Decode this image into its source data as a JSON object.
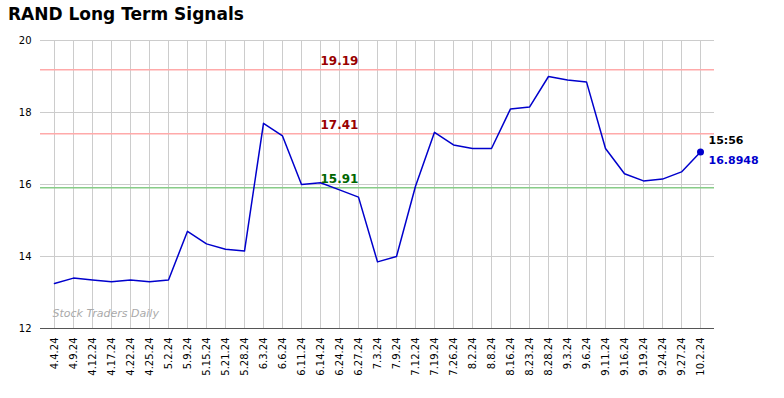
{
  "chart_data": {
    "type": "line",
    "title": "RAND Long Term Signals",
    "categories": [
      "4.4.24",
      "4.9.24",
      "4.12.24",
      "4.17.24",
      "4.22.24",
      "4.25.24",
      "5.2.24",
      "5.9.24",
      "5.15.24",
      "5.21.24",
      "5.28.24",
      "6.3.24",
      "6.6.24",
      "6.11.24",
      "6.14.24",
      "6.24.24",
      "6.27.24",
      "7.3.24",
      "7.9.24",
      "7.12.24",
      "7.19.24",
      "7.26.24",
      "8.2.24",
      "8.8.24",
      "8.16.24",
      "8.23.24",
      "8.28.24",
      "9.3.24",
      "9.6.24",
      "9.11.24",
      "9.16.24",
      "9.19.24",
      "9.24.24",
      "9.27.24",
      "10.2.24"
    ],
    "values": [
      13.25,
      13.4,
      13.35,
      13.3,
      13.35,
      13.3,
      13.35,
      14.7,
      14.35,
      14.2,
      14.15,
      17.7,
      17.35,
      16.0,
      16.05,
      15.85,
      15.65,
      13.85,
      14.0,
      15.95,
      17.45,
      17.1,
      17.0,
      17.0,
      18.1,
      18.15,
      19.0,
      18.9,
      18.85,
      17.0,
      16.3,
      16.1,
      16.15,
      16.35,
      16.9
    ],
    "color": "#0000cc",
    "ylim": [
      12,
      20
    ],
    "yticks": [
      12,
      14,
      16,
      18,
      20
    ],
    "grid": true,
    "hlines": [
      {
        "value": 19.19,
        "color": "#ffaaaa",
        "label": "19.19",
        "label_color": "#990000"
      },
      {
        "value": 17.41,
        "color": "#ffaaaa",
        "label": "17.41",
        "label_color": "#990000"
      },
      {
        "value": 15.91,
        "color": "#88cc88",
        "label": "15.91",
        "label_color": "#006600"
      }
    ],
    "annotations": [
      {
        "text": "15:56",
        "color": "#000000"
      },
      {
        "text": "16.8948",
        "color": "#0000cc"
      }
    ],
    "watermark": {
      "text": "Stock Traders Daily",
      "color": "#aaaaaa"
    }
  }
}
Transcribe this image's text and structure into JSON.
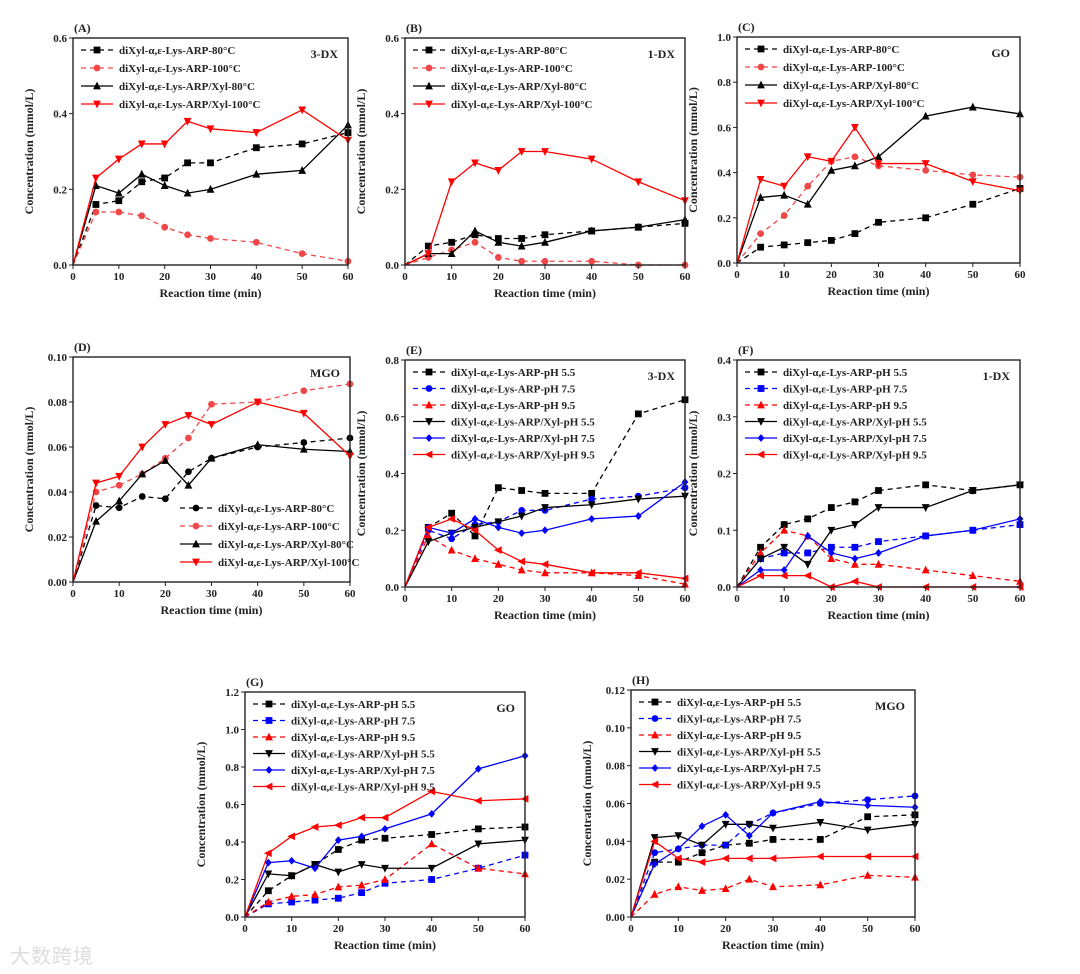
{
  "watermark": "大数跨境",
  "colors": {
    "black": "#000000",
    "red": "#ff0000",
    "light_red": "#f04848",
    "blue": "#0000ff"
  },
  "chart_data": [
    {
      "panel": "(A)",
      "tag": "3-DX",
      "type": "line",
      "xlabel": "Reaction time (min)",
      "ylabel": "Concentration (mmol/L)",
      "x": [
        0,
        5,
        10,
        15,
        20,
        25,
        30,
        40,
        50,
        60
      ],
      "xticks": [
        "0",
        "10",
        "20",
        "30",
        "40",
        "50",
        "60"
      ],
      "ylim": [
        0,
        0.6
      ],
      "yticks": [
        "0.0",
        "0.2",
        "0.4",
        "0.6"
      ],
      "legend": "top-left",
      "series": [
        {
          "name": "diXyl-α,ε-Lys-ARP-80°C",
          "color": "#000000",
          "dash": true,
          "marker": "square",
          "values": [
            0,
            0.16,
            0.17,
            0.22,
            0.23,
            0.27,
            0.27,
            0.31,
            0.32,
            0.35
          ]
        },
        {
          "name": "diXyl-α,ε-Lys-ARP-100°C",
          "color": "#f04848",
          "dash": true,
          "marker": "circle",
          "values": [
            0,
            0.14,
            0.14,
            0.13,
            0.1,
            0.08,
            0.07,
            0.06,
            0.03,
            0.01
          ]
        },
        {
          "name": "diXyl-α,ε-Lys-ARP/Xyl-80°C",
          "color": "#000000",
          "dash": false,
          "marker": "triangle",
          "values": [
            0,
            0.21,
            0.19,
            0.24,
            0.21,
            0.19,
            0.2,
            0.24,
            0.25,
            0.37
          ]
        },
        {
          "name": "diXyl-α,ε-Lys-ARP/Xyl-100°C",
          "color": "#ff0000",
          "dash": false,
          "marker": "down",
          "values": [
            0,
            0.23,
            0.28,
            0.32,
            0.32,
            0.38,
            0.36,
            0.35,
            0.41,
            0.33
          ]
        }
      ]
    },
    {
      "panel": "(B)",
      "tag": "1-DX",
      "type": "line",
      "xlabel": "Reaction time (min)",
      "ylabel": "Concentration (mmol/L)",
      "x": [
        0,
        5,
        10,
        15,
        20,
        25,
        30,
        40,
        50,
        60
      ],
      "xticks": [
        "0",
        "10",
        "20",
        "30",
        "40",
        "50",
        "60"
      ],
      "ylim": [
        0,
        0.6
      ],
      "yticks": [
        "0.0",
        "0.2",
        "0.4",
        "0.6"
      ],
      "legend": "top-left",
      "series": [
        {
          "name": "diXyl-α,ε-Lys-ARP-80°C",
          "color": "#000000",
          "dash": true,
          "marker": "square",
          "values": [
            0,
            0.05,
            0.06,
            0.08,
            0.07,
            0.07,
            0.08,
            0.09,
            0.1,
            0.11
          ]
        },
        {
          "name": "diXyl-α,ε-Lys-ARP-100°C",
          "color": "#f04848",
          "dash": true,
          "marker": "circle",
          "values": [
            0,
            0.02,
            0.04,
            0.06,
            0.02,
            0.01,
            0.01,
            0.01,
            0,
            0
          ]
        },
        {
          "name": "diXyl-α,ε-Lys-ARP/Xyl-80°C",
          "color": "#000000",
          "dash": false,
          "marker": "triangle",
          "values": [
            0,
            0.03,
            0.03,
            0.09,
            0.06,
            0.05,
            0.06,
            0.09,
            0.1,
            0.12
          ]
        },
        {
          "name": "diXyl-α,ε-Lys-ARP/Xyl-100°C",
          "color": "#ff0000",
          "dash": false,
          "marker": "down",
          "values": [
            0,
            0.03,
            0.22,
            0.27,
            0.25,
            0.3,
            0.3,
            0.28,
            0.22,
            0.17
          ]
        }
      ]
    },
    {
      "panel": "(C)",
      "tag": "GO",
      "type": "line",
      "xlabel": "Reaction time (min)",
      "ylabel": "Concentration (mmol/L)",
      "x": [
        0,
        5,
        10,
        15,
        20,
        25,
        30,
        40,
        50,
        60
      ],
      "xticks": [
        "0",
        "10",
        "20",
        "30",
        "40",
        "50",
        "60"
      ],
      "ylim": [
        0,
        1.0
      ],
      "yticks": [
        "0.0",
        "0.2",
        "0.4",
        "0.6",
        "0.8",
        "1.0"
      ],
      "legend": "top-left",
      "series": [
        {
          "name": "diXyl-α,ε-Lys-ARP-80°C",
          "color": "#000000",
          "dash": true,
          "marker": "square",
          "values": [
            0,
            0.07,
            0.08,
            0.09,
            0.1,
            0.13,
            0.18,
            0.2,
            0.26,
            0.33
          ]
        },
        {
          "name": "diXyl-α,ε-Lys-ARP-100°C",
          "color": "#f04848",
          "dash": true,
          "marker": "circle",
          "values": [
            0,
            0.13,
            0.21,
            0.34,
            0.45,
            0.47,
            0.43,
            0.41,
            0.39,
            0.38
          ]
        },
        {
          "name": "diXyl-α,ε-Lys-ARP/Xyl-80°C",
          "color": "#000000",
          "dash": false,
          "marker": "triangle",
          "values": [
            0,
            0.29,
            0.3,
            0.26,
            0.41,
            0.43,
            0.47,
            0.65,
            0.69,
            0.66
          ]
        },
        {
          "name": "diXyl-α,ε-Lys-ARP/Xyl-100°C",
          "color": "#ff0000",
          "dash": false,
          "marker": "down",
          "values": [
            0,
            0.37,
            0.34,
            0.47,
            0.45,
            0.6,
            0.44,
            0.44,
            0.36,
            0.32
          ]
        }
      ]
    },
    {
      "panel": "(D)",
      "tag": "MGO",
      "type": "line",
      "xlabel": "Reaction time (min)",
      "ylabel": "Concentration (mmol/L)",
      "x": [
        0,
        5,
        10,
        15,
        20,
        25,
        30,
        40,
        50,
        60
      ],
      "xticks": [
        "0",
        "10",
        "20",
        "30",
        "40",
        "50",
        "60"
      ],
      "ylim": [
        0,
        0.1
      ],
      "yticks": [
        "0.00",
        "0.02",
        "0.04",
        "0.06",
        "0.08",
        "0.10"
      ],
      "legend": "bottom-right",
      "series": [
        {
          "name": "diXyl-α,ε-Lys-ARP-80°C",
          "color": "#000000",
          "dash": true,
          "marker": "circle",
          "values": [
            0,
            0.034,
            0.033,
            0.038,
            0.037,
            0.049,
            0.055,
            0.06,
            0.062,
            0.064
          ]
        },
        {
          "name": "diXyl-α,ε-Lys-ARP-100°C",
          "color": "#f04848",
          "dash": true,
          "marker": "circle",
          "values": [
            0,
            0.04,
            0.043,
            0.048,
            0.055,
            0.064,
            0.079,
            0.08,
            0.085,
            0.088
          ]
        },
        {
          "name": "diXyl-α,ε-Lys-ARP/Xyl-80°C",
          "color": "#000000",
          "dash": false,
          "marker": "triangle",
          "values": [
            0,
            0.027,
            0.036,
            0.048,
            0.054,
            0.043,
            0.055,
            0.061,
            0.059,
            0.058
          ]
        },
        {
          "name": "diXyl-α,ε-Lys-ARP/Xyl-100°C",
          "color": "#ff0000",
          "dash": false,
          "marker": "down",
          "values": [
            0,
            0.044,
            0.047,
            0.06,
            0.07,
            0.074,
            0.07,
            0.08,
            0.075,
            0.056
          ]
        }
      ]
    },
    {
      "panel": "(E)",
      "tag": "3-DX",
      "type": "line",
      "xlabel": "Reaction time (min)",
      "ylabel": "Concentration (mmol/L)",
      "x": [
        0,
        5,
        10,
        15,
        20,
        25,
        30,
        40,
        50,
        60
      ],
      "xticks": [
        "0",
        "10",
        "20",
        "30",
        "40",
        "50",
        "60"
      ],
      "ylim": [
        0,
        0.8
      ],
      "yticks": [
        "0.0",
        "0.2",
        "0.4",
        "0.6",
        "0.8"
      ],
      "legend": "top-left",
      "series": [
        {
          "name": "diXyl-α,ε-Lys-ARP-pH 5.5",
          "color": "#000000",
          "dash": true,
          "marker": "square",
          "values": [
            0,
            0.21,
            0.26,
            0.18,
            0.35,
            0.34,
            0.33,
            0.33,
            0.61,
            0.66
          ]
        },
        {
          "name": "diXyl-α,ε-Lys-ARP-pH 7.5",
          "color": "#0000ff",
          "dash": true,
          "marker": "circle",
          "values": [
            0,
            0.2,
            0.17,
            0.22,
            0.23,
            0.27,
            0.27,
            0.31,
            0.32,
            0.35
          ]
        },
        {
          "name": "diXyl-α,ε-Lys-ARP-pH 9.5",
          "color": "#ff0000",
          "dash": true,
          "marker": "triangle",
          "values": [
            0,
            0.18,
            0.13,
            0.1,
            0.08,
            0.06,
            0.05,
            0.05,
            0.04,
            0.01
          ]
        },
        {
          "name": "diXyl-α,ε-Lys-ARP/Xyl-pH 5.5",
          "color": "#000000",
          "dash": false,
          "marker": "down",
          "values": [
            0,
            0.16,
            0.19,
            0.21,
            0.23,
            0.25,
            0.28,
            0.29,
            0.31,
            0.32
          ]
        },
        {
          "name": "diXyl-α,ε-Lys-ARP/Xyl-pH 7.5",
          "color": "#0000ff",
          "dash": false,
          "marker": "diamond",
          "values": [
            0,
            0.21,
            0.19,
            0.24,
            0.21,
            0.19,
            0.2,
            0.24,
            0.25,
            0.37
          ]
        },
        {
          "name": "diXyl-α,ε-Lys-ARP/Xyl-pH 9.5",
          "color": "#ff0000",
          "dash": false,
          "marker": "left",
          "values": [
            0,
            0.21,
            0.24,
            0.2,
            0.13,
            0.09,
            0.08,
            0.05,
            0.05,
            0.03
          ]
        }
      ]
    },
    {
      "panel": "(F)",
      "tag": "1-DX",
      "type": "line",
      "xlabel": "Reaction time (min)",
      "ylabel": "Concentration (mmol/L)",
      "x": [
        0,
        5,
        10,
        15,
        20,
        25,
        30,
        40,
        50,
        60
      ],
      "xticks": [
        "0",
        "10",
        "20",
        "30",
        "40",
        "50",
        "60"
      ],
      "ylim": [
        0,
        0.4
      ],
      "yticks": [
        "0.0",
        "0.1",
        "0.2",
        "0.3",
        "0.4"
      ],
      "legend": "top-left",
      "series": [
        {
          "name": "diXyl-α,ε-Lys-ARP-pH 5.5",
          "color": "#000000",
          "dash": true,
          "marker": "square",
          "values": [
            0,
            0.07,
            0.11,
            0.12,
            0.14,
            0.15,
            0.17,
            0.18,
            0.17,
            0.18
          ]
        },
        {
          "name": "diXyl-α,ε-Lys-ARP-pH 7.5",
          "color": "#0000ff",
          "dash": true,
          "marker": "square",
          "values": [
            0,
            0.05,
            0.06,
            0.06,
            0.07,
            0.07,
            0.08,
            0.09,
            0.1,
            0.11
          ]
        },
        {
          "name": "diXyl-α,ε-Lys-ARP-pH 9.5",
          "color": "#ff0000",
          "dash": true,
          "marker": "triangle",
          "values": [
            0,
            0.06,
            0.1,
            0.09,
            0.05,
            0.04,
            0.04,
            0.03,
            0.02,
            0.01
          ]
        },
        {
          "name": "diXyl-α,ε-Lys-ARP/Xyl-pH 5.5",
          "color": "#000000",
          "dash": false,
          "marker": "down",
          "values": [
            0,
            0.05,
            0.07,
            0.04,
            0.1,
            0.11,
            0.14,
            0.14,
            0.17,
            0.18
          ]
        },
        {
          "name": "diXyl-α,ε-Lys-ARP/Xyl-pH 7.5",
          "color": "#0000ff",
          "dash": false,
          "marker": "diamond",
          "values": [
            0,
            0.03,
            0.03,
            0.09,
            0.06,
            0.05,
            0.06,
            0.09,
            0.1,
            0.12
          ]
        },
        {
          "name": "diXyl-α,ε-Lys-ARP/Xyl-pH 9.5",
          "color": "#ff0000",
          "dash": false,
          "marker": "left",
          "values": [
            0,
            0.02,
            0.02,
            0.02,
            0.0,
            0.01,
            0.0,
            0.0,
            0.0,
            0.0
          ]
        }
      ]
    },
    {
      "panel": "(G)",
      "tag": "GO",
      "type": "line",
      "xlabel": "Reaction time (min)",
      "ylabel": "Concentration (mmol/L)",
      "x": [
        0,
        5,
        10,
        15,
        20,
        25,
        30,
        40,
        50,
        60
      ],
      "xticks": [
        "0",
        "10",
        "20",
        "30",
        "40",
        "50",
        "60"
      ],
      "ylim": [
        0,
        1.2
      ],
      "yticks": [
        "0.0",
        "0.2",
        "0.4",
        "0.6",
        "0.8",
        "1.0",
        "1.2"
      ],
      "legend": "top-left",
      "series": [
        {
          "name": "diXyl-α,ε-Lys-ARP-pH 5.5",
          "color": "#000000",
          "dash": true,
          "marker": "square",
          "values": [
            0,
            0.14,
            0.22,
            0.28,
            0.36,
            0.41,
            0.42,
            0.44,
            0.47,
            0.48
          ]
        },
        {
          "name": "diXyl-α,ε-Lys-ARP-pH 7.5",
          "color": "#0000ff",
          "dash": true,
          "marker": "square",
          "values": [
            0,
            0.07,
            0.08,
            0.09,
            0.1,
            0.13,
            0.18,
            0.2,
            0.26,
            0.33
          ]
        },
        {
          "name": "diXyl-α,ε-Lys-ARP-pH 9.5",
          "color": "#ff0000",
          "dash": true,
          "marker": "triangle",
          "values": [
            0,
            0.08,
            0.11,
            0.12,
            0.16,
            0.17,
            0.2,
            0.39,
            0.26,
            0.23
          ]
        },
        {
          "name": "diXyl-α,ε-Lys-ARP/Xyl-pH 5.5",
          "color": "#000000",
          "dash": false,
          "marker": "down",
          "values": [
            0,
            0.23,
            0.22,
            0.28,
            0.24,
            0.28,
            0.26,
            0.26,
            0.39,
            0.41
          ]
        },
        {
          "name": "diXyl-α,ε-Lys-ARP/Xyl-pH 7.5",
          "color": "#0000ff",
          "dash": false,
          "marker": "diamond",
          "values": [
            0,
            0.29,
            0.3,
            0.26,
            0.41,
            0.43,
            0.47,
            0.55,
            0.79,
            0.86
          ]
        },
        {
          "name": "diXyl-α,ε-Lys-ARP/Xyl-pH 9.5",
          "color": "#ff0000",
          "dash": false,
          "marker": "left",
          "values": [
            0,
            0.34,
            0.43,
            0.48,
            0.49,
            0.53,
            0.53,
            0.67,
            0.62,
            0.63
          ]
        }
      ]
    },
    {
      "panel": "(H)",
      "tag": "MGO",
      "type": "line",
      "xlabel": "Reaction time (min)",
      "ylabel": "Concentration (mmol/L)",
      "x": [
        0,
        5,
        10,
        15,
        20,
        25,
        30,
        40,
        50,
        60
      ],
      "xticks": [
        "0",
        "10",
        "20",
        "30",
        "40",
        "50",
        "60"
      ],
      "ylim": [
        0,
        0.12
      ],
      "yticks": [
        "0.00",
        "0.02",
        "0.04",
        "0.06",
        "0.08",
        "0.10",
        "0.12"
      ],
      "legend": "top-left",
      "series": [
        {
          "name": "diXyl-α,ε-Lys-ARP-pH 5.5",
          "color": "#000000",
          "dash": true,
          "marker": "square",
          "values": [
            0,
            0.029,
            0.029,
            0.034,
            0.038,
            0.039,
            0.041,
            0.041,
            0.053,
            0.054
          ]
        },
        {
          "name": "diXyl-α,ε-Lys-ARP-pH 7.5",
          "color": "#0000ff",
          "dash": true,
          "marker": "circle",
          "values": [
            0,
            0.034,
            0.036,
            0.038,
            0.038,
            0.049,
            0.055,
            0.06,
            0.062,
            0.064
          ]
        },
        {
          "name": "diXyl-α,ε-Lys-ARP-pH 9.5",
          "color": "#ff0000",
          "dash": true,
          "marker": "triangle",
          "values": [
            0,
            0.012,
            0.016,
            0.014,
            0.015,
            0.02,
            0.016,
            0.017,
            0.022,
            0.021
          ]
        },
        {
          "name": "diXyl-α,ε-Lys-ARP/Xyl-pH 5.5",
          "color": "#000000",
          "dash": false,
          "marker": "down",
          "values": [
            0,
            0.042,
            0.043,
            0.038,
            0.049,
            0.049,
            0.047,
            0.05,
            0.046,
            0.049
          ]
        },
        {
          "name": "diXyl-α,ε-Lys-ARP/Xyl-pH 7.5",
          "color": "#0000ff",
          "dash": false,
          "marker": "diamond",
          "values": [
            0,
            0.028,
            0.036,
            0.048,
            0.054,
            0.043,
            0.055,
            0.061,
            0.059,
            0.058
          ]
        },
        {
          "name": "diXyl-α,ε-Lys-ARP/Xyl-pH 9.5",
          "color": "#ff0000",
          "dash": false,
          "marker": "left",
          "values": [
            0,
            0.04,
            0.031,
            0.029,
            0.031,
            0.031,
            0.031,
            0.032,
            0.032,
            0.032
          ]
        }
      ]
    }
  ]
}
◇ ◇ ◇
• _To do_
Select every line where the word "JSON" occurs.

• _The result_
Decode this image into its source data as a JSON object.
Transcribe this image's text and structure into JSON.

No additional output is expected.